[Begin LISTED ENTRIES]
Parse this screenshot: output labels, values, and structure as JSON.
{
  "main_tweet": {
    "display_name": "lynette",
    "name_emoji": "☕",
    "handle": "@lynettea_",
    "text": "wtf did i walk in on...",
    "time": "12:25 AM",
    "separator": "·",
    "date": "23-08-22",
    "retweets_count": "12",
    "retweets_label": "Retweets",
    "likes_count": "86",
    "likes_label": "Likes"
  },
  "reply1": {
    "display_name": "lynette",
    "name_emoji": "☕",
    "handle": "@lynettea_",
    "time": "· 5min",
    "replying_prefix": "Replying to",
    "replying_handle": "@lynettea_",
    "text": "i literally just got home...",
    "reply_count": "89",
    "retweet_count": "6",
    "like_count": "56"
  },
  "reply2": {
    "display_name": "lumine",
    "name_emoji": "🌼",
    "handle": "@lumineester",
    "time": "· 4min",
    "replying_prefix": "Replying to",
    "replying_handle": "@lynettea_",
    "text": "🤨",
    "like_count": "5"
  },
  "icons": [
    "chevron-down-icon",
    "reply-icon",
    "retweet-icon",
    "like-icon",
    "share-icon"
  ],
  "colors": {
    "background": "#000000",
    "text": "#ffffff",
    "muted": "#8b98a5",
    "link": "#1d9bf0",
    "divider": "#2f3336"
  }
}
[End LISTED ENTRIES]
Write the listing out again, exactly as it reads.

Parse this screenshot: output labels, values, and structure as JSON.
{
  "main_tweet": {
    "display_name": "lynette",
    "name_emoji": "☕",
    "handle": "@lynettea_",
    "text": "wtf did i walk in on...",
    "time": "12:25 AM",
    "separator": "·",
    "date": "23-08-22",
    "retweets_count": "12",
    "retweets_label": "Retweets",
    "likes_count": "86",
    "likes_label": "Likes"
  },
  "reply1": {
    "display_name": "lynette",
    "name_emoji": "☕",
    "handle": "@lynettea_",
    "time": "· 5min",
    "replying_prefix": "Replying to",
    "replying_handle": "@lynettea_",
    "text": "i literally just got home...",
    "reply_count": "89",
    "retweet_count": "6",
    "like_count": "56"
  },
  "reply2": {
    "display_name": "lumine",
    "name_emoji": "🌼",
    "handle": "@lumineester",
    "time": "· 4min",
    "replying_prefix": "Replying to",
    "replying_handle": "@lynettea_",
    "text": "🤨",
    "like_count": "5"
  },
  "icons": [
    "chevron-down-icon",
    "reply-icon",
    "retweet-icon",
    "like-icon",
    "share-icon"
  ],
  "colors": {
    "background": "#000000",
    "text": "#ffffff",
    "muted": "#8b98a5",
    "link": "#1d9bf0",
    "divider": "#2f3336"
  }
}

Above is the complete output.